Structured figure records
--- START ---

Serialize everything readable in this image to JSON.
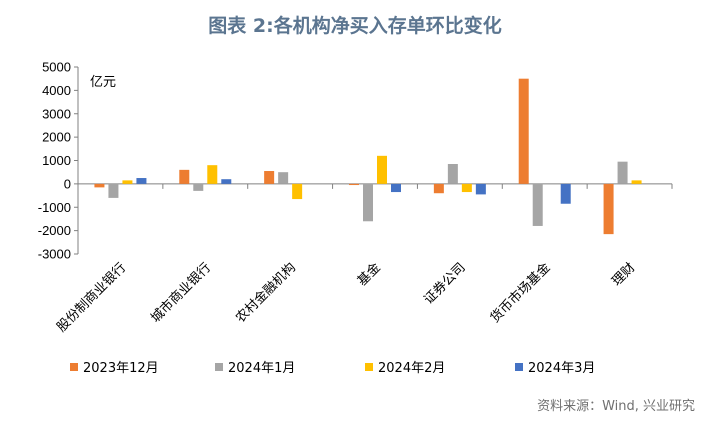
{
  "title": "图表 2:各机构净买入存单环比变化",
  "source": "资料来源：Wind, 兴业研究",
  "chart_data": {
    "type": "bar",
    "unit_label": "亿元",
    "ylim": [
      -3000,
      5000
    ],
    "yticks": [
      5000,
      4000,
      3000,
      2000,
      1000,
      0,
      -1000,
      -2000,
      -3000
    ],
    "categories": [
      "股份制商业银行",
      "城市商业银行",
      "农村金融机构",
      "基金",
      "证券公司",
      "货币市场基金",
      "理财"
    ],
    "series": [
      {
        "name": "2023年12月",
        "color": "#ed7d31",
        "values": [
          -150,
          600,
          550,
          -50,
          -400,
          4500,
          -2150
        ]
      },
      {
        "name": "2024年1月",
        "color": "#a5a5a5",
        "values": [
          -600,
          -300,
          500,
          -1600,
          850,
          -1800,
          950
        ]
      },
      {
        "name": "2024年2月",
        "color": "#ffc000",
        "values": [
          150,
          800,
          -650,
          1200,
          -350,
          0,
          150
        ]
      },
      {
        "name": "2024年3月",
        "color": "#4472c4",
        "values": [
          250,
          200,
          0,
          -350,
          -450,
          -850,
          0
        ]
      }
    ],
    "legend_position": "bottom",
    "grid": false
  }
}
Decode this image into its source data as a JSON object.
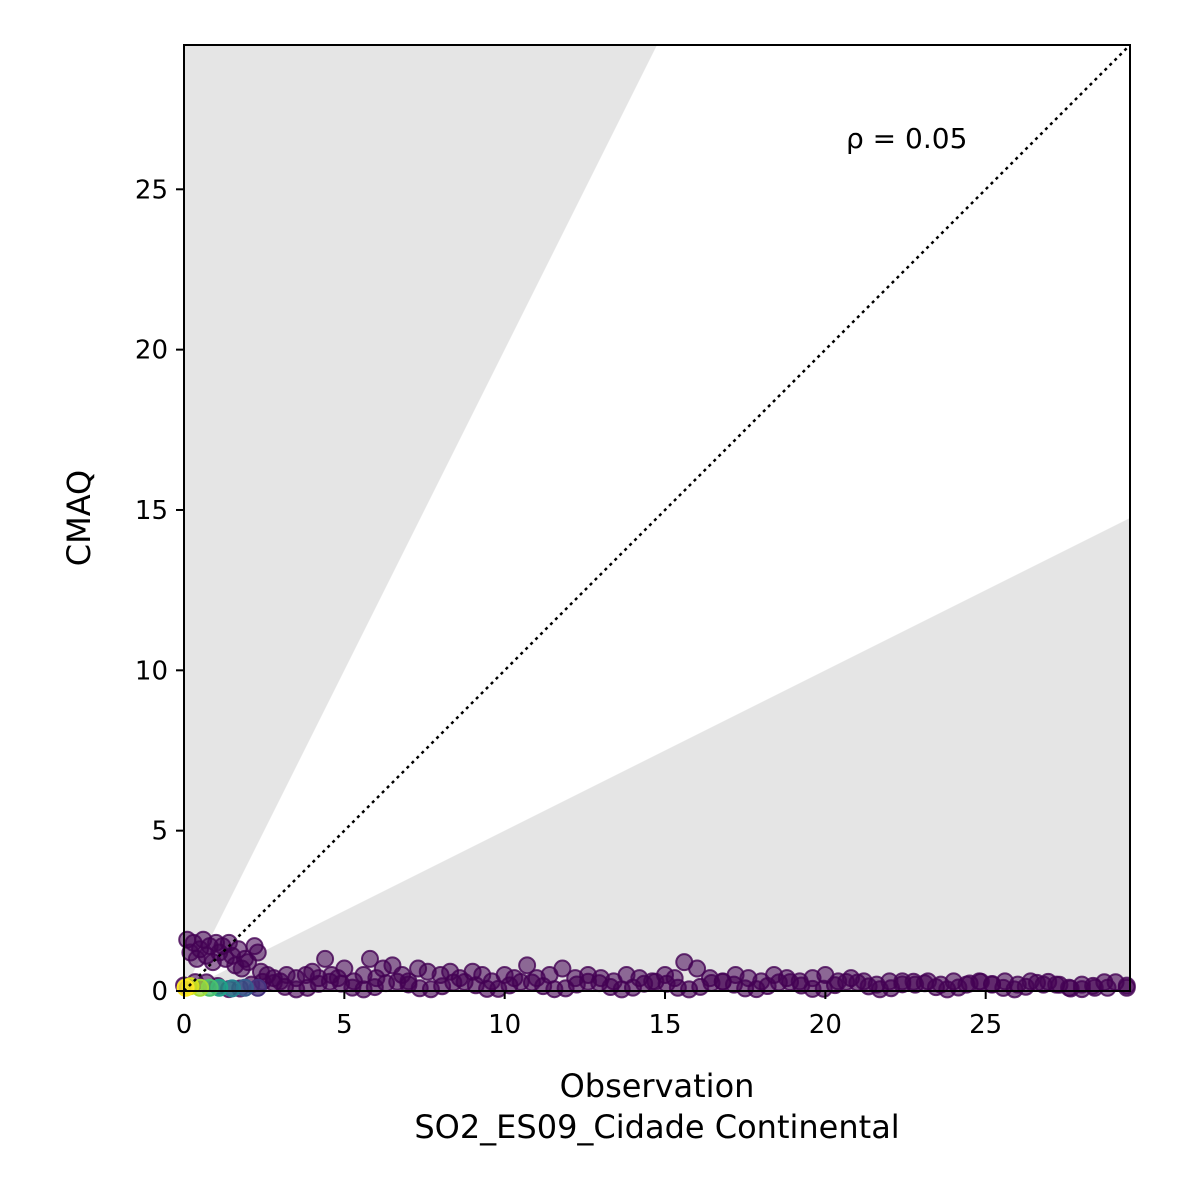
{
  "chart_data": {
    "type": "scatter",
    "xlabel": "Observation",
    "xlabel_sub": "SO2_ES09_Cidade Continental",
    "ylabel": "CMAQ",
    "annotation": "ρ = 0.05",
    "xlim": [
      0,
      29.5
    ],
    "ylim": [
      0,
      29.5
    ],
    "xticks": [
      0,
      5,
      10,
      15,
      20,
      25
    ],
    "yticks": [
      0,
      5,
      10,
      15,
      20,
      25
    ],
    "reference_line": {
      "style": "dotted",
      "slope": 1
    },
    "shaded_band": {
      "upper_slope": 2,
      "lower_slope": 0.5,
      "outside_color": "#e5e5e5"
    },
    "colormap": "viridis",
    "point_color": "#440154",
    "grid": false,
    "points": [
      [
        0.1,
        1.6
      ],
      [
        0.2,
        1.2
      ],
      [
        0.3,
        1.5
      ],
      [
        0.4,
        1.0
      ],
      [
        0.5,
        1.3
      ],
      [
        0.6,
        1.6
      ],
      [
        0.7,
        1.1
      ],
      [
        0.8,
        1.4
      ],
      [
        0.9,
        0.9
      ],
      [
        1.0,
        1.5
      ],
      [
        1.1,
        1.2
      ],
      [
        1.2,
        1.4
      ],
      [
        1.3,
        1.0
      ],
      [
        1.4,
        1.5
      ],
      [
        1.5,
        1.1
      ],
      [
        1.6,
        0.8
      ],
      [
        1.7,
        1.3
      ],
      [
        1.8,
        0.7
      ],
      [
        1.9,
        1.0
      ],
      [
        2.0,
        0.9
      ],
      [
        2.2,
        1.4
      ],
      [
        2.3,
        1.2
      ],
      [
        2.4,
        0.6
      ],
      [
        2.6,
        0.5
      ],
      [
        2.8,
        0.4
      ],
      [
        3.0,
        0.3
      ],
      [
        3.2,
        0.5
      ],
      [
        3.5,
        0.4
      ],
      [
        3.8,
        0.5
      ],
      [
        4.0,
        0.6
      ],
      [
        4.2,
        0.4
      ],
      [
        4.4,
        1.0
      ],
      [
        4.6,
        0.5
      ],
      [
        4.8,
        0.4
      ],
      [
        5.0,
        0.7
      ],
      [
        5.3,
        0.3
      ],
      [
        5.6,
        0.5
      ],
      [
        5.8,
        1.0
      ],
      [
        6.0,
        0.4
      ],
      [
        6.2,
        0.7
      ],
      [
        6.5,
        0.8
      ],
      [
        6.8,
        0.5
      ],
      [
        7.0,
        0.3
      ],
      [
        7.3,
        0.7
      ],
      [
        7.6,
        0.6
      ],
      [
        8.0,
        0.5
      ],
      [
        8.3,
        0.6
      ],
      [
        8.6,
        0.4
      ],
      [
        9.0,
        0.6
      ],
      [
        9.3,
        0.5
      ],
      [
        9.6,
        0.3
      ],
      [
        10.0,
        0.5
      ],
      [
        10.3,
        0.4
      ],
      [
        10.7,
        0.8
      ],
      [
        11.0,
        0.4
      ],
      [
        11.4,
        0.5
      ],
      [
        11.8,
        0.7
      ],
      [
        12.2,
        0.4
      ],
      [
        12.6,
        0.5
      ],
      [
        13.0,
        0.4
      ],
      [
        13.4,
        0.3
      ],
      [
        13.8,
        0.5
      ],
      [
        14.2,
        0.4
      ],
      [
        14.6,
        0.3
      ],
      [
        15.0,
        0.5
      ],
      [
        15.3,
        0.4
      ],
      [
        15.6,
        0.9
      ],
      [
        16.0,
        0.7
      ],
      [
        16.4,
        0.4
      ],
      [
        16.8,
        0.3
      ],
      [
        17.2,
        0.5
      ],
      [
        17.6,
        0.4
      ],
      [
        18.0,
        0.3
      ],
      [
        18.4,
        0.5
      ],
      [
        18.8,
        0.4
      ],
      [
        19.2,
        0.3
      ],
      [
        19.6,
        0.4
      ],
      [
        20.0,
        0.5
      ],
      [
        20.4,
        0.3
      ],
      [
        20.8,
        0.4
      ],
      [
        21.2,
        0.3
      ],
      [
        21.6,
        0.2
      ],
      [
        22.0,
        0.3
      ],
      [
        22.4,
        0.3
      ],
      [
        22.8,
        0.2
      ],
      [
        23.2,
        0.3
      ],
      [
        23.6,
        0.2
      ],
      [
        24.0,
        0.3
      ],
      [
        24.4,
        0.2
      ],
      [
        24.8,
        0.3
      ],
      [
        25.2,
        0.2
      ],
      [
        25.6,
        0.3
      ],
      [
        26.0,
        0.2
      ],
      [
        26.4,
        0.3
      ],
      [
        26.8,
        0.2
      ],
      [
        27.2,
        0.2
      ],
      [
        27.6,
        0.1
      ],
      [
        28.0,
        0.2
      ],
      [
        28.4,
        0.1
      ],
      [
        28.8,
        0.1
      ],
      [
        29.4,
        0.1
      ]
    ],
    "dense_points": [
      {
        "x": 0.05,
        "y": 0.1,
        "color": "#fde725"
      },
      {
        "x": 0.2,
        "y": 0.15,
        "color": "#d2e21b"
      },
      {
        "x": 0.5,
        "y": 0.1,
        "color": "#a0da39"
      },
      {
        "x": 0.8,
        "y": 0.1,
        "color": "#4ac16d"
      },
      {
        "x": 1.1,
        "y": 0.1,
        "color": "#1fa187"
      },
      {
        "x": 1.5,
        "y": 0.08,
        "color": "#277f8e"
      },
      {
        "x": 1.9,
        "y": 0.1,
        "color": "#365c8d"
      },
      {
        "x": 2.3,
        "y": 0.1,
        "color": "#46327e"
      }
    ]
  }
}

--- END ---
--- START ---

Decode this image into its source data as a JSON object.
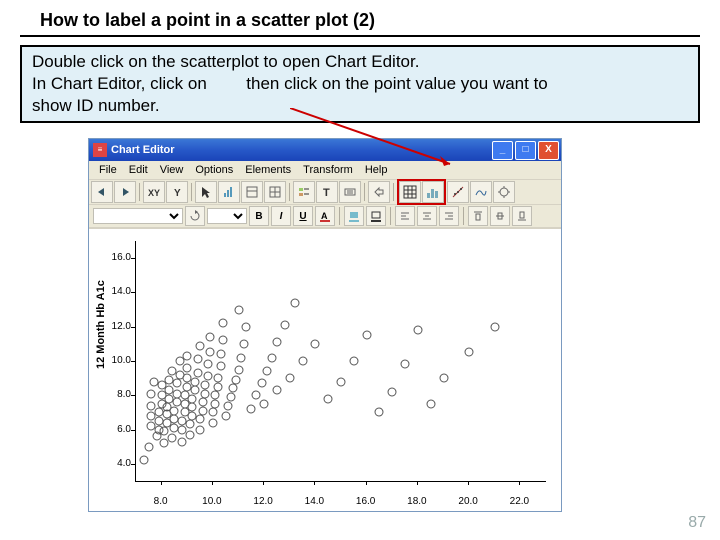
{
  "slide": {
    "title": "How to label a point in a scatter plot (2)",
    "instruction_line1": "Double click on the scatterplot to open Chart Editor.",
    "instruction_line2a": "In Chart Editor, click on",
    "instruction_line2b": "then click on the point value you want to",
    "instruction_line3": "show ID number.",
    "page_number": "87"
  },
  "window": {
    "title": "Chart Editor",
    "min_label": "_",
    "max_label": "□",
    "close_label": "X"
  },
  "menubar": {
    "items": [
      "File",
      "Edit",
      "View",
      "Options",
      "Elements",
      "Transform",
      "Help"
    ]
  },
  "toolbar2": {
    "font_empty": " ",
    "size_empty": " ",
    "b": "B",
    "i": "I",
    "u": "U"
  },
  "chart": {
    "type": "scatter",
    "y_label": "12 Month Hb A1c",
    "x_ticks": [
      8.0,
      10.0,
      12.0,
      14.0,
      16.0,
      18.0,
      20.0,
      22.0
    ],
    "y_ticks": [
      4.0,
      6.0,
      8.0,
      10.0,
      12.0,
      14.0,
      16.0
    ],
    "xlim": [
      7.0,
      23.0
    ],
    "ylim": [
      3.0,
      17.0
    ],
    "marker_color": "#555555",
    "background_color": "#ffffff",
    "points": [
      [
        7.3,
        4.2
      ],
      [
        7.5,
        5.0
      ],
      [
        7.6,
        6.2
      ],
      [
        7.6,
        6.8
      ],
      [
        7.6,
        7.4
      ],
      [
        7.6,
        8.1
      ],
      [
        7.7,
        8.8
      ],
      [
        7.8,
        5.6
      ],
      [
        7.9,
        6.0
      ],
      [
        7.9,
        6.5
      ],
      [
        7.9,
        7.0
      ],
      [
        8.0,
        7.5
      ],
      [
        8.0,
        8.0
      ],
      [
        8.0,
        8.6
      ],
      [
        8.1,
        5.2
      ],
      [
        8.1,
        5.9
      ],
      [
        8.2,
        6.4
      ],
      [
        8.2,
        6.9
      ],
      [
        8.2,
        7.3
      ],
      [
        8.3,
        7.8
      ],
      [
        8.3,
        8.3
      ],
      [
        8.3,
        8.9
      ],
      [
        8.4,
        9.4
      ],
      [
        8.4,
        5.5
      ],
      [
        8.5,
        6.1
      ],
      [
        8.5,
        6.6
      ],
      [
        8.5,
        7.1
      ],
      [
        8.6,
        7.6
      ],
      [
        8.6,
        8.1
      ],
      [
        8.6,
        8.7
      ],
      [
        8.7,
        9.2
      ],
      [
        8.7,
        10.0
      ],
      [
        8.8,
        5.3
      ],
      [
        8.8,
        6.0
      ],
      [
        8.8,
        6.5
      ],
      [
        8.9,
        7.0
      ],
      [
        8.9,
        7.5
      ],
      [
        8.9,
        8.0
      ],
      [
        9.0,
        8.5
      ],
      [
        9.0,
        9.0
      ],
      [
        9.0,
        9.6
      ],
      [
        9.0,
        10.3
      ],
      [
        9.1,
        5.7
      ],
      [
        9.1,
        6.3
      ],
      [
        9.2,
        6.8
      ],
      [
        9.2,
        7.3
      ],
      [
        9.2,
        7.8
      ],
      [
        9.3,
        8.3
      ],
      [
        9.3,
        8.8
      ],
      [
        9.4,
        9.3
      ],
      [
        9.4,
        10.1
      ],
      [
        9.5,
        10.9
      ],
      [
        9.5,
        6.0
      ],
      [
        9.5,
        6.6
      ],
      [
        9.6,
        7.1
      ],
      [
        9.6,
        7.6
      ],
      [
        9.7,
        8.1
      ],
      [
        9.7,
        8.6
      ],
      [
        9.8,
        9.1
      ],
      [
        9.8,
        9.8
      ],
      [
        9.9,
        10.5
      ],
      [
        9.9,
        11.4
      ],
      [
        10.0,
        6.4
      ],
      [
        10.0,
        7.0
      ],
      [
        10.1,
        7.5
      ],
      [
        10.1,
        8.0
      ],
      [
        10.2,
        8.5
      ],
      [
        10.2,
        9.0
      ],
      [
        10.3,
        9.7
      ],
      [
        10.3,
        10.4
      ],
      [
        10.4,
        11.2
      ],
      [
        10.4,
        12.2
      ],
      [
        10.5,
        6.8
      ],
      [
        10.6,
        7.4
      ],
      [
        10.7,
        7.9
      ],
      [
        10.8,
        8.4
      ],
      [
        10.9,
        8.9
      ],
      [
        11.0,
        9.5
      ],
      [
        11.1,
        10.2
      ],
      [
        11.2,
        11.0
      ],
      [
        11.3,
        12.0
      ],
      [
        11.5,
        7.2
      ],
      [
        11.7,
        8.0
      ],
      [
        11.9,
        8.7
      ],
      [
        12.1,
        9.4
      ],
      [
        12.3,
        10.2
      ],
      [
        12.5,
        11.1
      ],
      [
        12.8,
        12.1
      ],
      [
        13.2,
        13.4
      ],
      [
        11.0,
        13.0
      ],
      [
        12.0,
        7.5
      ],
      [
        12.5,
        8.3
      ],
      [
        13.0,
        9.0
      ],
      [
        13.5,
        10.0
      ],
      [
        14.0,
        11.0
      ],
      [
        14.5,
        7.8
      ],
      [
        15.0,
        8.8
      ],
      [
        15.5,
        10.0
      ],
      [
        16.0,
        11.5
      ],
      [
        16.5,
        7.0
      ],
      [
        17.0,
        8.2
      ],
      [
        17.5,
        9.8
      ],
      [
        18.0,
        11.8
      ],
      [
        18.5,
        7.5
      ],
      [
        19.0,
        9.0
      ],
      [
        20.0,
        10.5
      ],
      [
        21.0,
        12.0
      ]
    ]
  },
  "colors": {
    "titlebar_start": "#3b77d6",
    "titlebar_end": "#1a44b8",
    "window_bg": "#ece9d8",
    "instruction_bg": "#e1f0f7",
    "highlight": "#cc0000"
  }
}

--- END ---

TASK DESCRIPTION
Copy each line of the listing in which the word "click" can be found.

SOLUTION TO THE PROBLEM
    "instruction_line1": "Double click on the scatterplot to open Chart Editor.",
    "instruction_line2a": "In Chart Editor, click on",
    "instruction_line2b": "then click on the point value you want to",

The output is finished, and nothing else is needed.